*What is expected*. Below are some records; retype all of them exactly.

*Task inputs*.
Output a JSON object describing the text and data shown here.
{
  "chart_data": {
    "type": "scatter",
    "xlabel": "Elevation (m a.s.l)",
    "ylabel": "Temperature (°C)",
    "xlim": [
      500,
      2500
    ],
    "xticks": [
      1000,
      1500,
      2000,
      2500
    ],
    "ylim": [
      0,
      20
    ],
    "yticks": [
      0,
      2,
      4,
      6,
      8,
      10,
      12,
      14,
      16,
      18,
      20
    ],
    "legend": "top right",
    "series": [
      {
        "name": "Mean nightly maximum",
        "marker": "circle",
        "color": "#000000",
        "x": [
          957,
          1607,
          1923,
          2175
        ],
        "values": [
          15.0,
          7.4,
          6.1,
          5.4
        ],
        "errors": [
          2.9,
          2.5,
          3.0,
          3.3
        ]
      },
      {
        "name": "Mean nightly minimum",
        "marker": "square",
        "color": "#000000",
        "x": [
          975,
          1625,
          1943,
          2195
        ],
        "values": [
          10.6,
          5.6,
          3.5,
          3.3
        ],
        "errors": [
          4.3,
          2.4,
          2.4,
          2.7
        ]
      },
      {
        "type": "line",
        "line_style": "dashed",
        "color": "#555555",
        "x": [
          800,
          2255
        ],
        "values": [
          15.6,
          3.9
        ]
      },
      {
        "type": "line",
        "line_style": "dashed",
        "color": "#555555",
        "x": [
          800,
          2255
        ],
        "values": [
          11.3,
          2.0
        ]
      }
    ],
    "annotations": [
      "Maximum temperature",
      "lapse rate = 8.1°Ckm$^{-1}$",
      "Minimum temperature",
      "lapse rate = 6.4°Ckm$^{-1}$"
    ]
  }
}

*Exercise output*.
Output a JSON object describing the text and data shown here.
{
  "chart_data": {
    "type": "scatter",
    "xlabel": "Elevation (m a.s.l)",
    "ylabel": "Temperature (°C)",
    "xlim": [
      500,
      2500
    ],
    "xticks": [
      1000,
      1500,
      2000,
      2500
    ],
    "ylim": [
      0,
      20
    ],
    "yticks": [
      0,
      2,
      4,
      6,
      8,
      10,
      12,
      14,
      16,
      18,
      20
    ],
    "legend": "top right",
    "series": [
      {
        "name": "Mean nightly maximum",
        "marker": "circle",
        "color": "#000000",
        "x": [
          957,
          1607,
          1923,
          2175
        ],
        "values": [
          15.0,
          7.4,
          6.1,
          5.4
        ],
        "errors": [
          2.9,
          2.5,
          3.0,
          3.3
        ]
      },
      {
        "name": "Mean nightly minimum",
        "marker": "square",
        "color": "#000000",
        "x": [
          975,
          1625,
          1943,
          2195
        ],
        "values": [
          10.6,
          5.6,
          3.5,
          3.3
        ],
        "errors": [
          4.3,
          2.4,
          2.4,
          2.7
        ]
      },
      {
        "type": "line",
        "line_style": "dashed",
        "color": "#555555",
        "x": [
          800,
          2255
        ],
        "values": [
          15.6,
          3.9
        ]
      },
      {
        "type": "line",
        "line_style": "dashed",
        "color": "#555555",
        "x": [
          800,
          2255
        ],
        "values": [
          11.3,
          2.0
        ]
      }
    ],
    "annotations": [
      "Maximum temperature",
      "lapse rate = 8.1°Ckm$^{-1}$",
      "Minimum temperature",
      "lapse rate = 6.4°Ckm$^{-1}$"
    ]
  }
}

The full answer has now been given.